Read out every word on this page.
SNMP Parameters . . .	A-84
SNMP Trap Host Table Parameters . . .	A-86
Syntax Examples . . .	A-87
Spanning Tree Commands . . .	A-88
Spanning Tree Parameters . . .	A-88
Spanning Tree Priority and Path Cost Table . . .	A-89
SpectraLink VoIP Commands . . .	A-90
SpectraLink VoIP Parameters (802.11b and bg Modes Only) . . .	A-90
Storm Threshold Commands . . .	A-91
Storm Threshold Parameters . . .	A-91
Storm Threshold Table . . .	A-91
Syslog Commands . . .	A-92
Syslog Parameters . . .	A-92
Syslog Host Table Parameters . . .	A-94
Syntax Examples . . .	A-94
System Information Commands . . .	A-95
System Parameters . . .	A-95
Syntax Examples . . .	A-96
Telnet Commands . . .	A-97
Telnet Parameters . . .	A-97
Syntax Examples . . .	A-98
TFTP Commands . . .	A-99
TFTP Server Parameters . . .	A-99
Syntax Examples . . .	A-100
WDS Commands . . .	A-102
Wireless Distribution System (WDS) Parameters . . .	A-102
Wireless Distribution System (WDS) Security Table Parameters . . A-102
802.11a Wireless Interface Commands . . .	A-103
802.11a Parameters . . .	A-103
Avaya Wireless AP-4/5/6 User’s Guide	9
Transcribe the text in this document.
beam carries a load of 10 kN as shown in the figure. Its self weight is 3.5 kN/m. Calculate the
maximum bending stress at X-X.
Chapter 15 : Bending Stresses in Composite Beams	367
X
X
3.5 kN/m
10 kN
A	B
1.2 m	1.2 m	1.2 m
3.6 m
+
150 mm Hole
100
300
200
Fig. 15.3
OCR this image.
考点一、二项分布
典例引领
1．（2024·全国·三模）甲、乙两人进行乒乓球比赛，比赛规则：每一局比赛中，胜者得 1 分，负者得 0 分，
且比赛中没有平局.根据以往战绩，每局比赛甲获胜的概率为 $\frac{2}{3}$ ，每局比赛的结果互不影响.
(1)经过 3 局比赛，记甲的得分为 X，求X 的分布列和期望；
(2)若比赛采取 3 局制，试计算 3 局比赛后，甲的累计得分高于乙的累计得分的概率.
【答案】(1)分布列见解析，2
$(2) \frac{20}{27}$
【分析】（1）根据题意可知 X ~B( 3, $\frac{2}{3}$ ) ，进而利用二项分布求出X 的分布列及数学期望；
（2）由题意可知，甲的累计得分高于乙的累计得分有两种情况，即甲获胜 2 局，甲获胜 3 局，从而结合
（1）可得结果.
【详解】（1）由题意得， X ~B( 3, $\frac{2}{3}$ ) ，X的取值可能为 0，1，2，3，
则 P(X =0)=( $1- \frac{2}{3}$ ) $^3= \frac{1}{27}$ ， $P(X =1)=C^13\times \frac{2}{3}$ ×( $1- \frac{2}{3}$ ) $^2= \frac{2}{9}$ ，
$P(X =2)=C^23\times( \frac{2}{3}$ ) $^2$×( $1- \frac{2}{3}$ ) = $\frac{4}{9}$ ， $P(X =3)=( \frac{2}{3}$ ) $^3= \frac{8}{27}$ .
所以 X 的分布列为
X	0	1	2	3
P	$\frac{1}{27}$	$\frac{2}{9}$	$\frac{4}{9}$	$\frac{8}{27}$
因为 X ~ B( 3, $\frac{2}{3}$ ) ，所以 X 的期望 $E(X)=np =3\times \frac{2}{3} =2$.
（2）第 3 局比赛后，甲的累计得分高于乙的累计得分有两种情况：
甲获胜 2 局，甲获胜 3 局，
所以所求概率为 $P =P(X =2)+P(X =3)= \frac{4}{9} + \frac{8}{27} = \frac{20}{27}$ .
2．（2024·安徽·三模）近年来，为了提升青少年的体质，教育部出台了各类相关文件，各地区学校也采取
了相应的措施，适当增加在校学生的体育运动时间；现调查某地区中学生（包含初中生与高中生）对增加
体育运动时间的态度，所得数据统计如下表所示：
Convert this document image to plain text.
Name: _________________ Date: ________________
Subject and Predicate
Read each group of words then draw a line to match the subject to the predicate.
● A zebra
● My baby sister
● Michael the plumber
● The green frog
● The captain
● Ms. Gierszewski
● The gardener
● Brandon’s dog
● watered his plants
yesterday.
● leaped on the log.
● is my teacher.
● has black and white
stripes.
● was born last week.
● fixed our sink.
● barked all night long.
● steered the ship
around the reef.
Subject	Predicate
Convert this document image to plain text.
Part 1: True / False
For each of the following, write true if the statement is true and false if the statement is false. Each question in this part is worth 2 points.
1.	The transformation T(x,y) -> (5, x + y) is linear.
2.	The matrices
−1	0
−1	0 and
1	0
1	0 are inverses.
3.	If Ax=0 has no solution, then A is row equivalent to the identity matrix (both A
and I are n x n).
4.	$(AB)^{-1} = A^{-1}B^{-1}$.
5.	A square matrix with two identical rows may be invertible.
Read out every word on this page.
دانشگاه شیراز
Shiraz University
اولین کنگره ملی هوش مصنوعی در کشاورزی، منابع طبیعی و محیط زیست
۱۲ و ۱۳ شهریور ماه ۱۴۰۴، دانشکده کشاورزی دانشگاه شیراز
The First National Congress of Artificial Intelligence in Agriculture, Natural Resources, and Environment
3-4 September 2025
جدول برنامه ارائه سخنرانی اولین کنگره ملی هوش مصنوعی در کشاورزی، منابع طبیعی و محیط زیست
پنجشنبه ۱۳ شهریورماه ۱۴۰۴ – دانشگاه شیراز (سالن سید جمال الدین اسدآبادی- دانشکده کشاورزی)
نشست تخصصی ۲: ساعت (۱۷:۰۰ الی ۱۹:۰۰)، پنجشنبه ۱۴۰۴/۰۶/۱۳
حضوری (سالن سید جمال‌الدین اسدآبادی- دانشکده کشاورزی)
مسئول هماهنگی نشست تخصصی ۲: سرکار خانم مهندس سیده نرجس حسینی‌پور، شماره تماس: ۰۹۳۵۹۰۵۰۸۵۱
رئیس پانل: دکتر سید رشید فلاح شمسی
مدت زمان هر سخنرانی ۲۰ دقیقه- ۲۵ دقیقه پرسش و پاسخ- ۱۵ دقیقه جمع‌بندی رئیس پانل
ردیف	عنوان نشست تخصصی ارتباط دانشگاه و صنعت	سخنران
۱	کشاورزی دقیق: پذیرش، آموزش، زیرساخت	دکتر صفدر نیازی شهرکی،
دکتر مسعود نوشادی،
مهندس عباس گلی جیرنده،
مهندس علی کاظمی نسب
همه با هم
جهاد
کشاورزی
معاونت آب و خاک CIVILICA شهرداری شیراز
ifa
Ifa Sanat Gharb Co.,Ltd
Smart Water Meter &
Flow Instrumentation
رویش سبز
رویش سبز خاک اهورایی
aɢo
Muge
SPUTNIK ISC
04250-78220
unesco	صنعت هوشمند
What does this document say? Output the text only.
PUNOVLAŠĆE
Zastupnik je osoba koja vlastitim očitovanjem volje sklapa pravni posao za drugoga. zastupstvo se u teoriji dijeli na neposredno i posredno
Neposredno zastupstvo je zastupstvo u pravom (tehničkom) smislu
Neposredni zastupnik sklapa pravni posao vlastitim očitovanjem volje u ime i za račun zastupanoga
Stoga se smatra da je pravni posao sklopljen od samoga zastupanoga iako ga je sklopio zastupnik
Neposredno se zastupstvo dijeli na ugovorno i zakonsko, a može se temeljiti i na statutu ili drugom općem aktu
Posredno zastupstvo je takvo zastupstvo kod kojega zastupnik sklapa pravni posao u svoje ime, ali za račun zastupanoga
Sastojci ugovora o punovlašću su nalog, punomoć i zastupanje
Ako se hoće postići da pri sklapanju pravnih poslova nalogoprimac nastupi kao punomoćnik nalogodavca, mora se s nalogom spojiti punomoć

- [Exercise aim]: Working from the entries above, return all lines that contain "اسدآبادی".

- [Full response]:
پنجشنبه ۱۳ شهریورماه ۱۴۰۴ – دانشگاه شیراز (سالن سید جمال الدین اسدآبادی- دانشکده کشاورزی)
حضوری (سالن سید جمال‌الدین اسدآبادی- دانشکده کشاورزی)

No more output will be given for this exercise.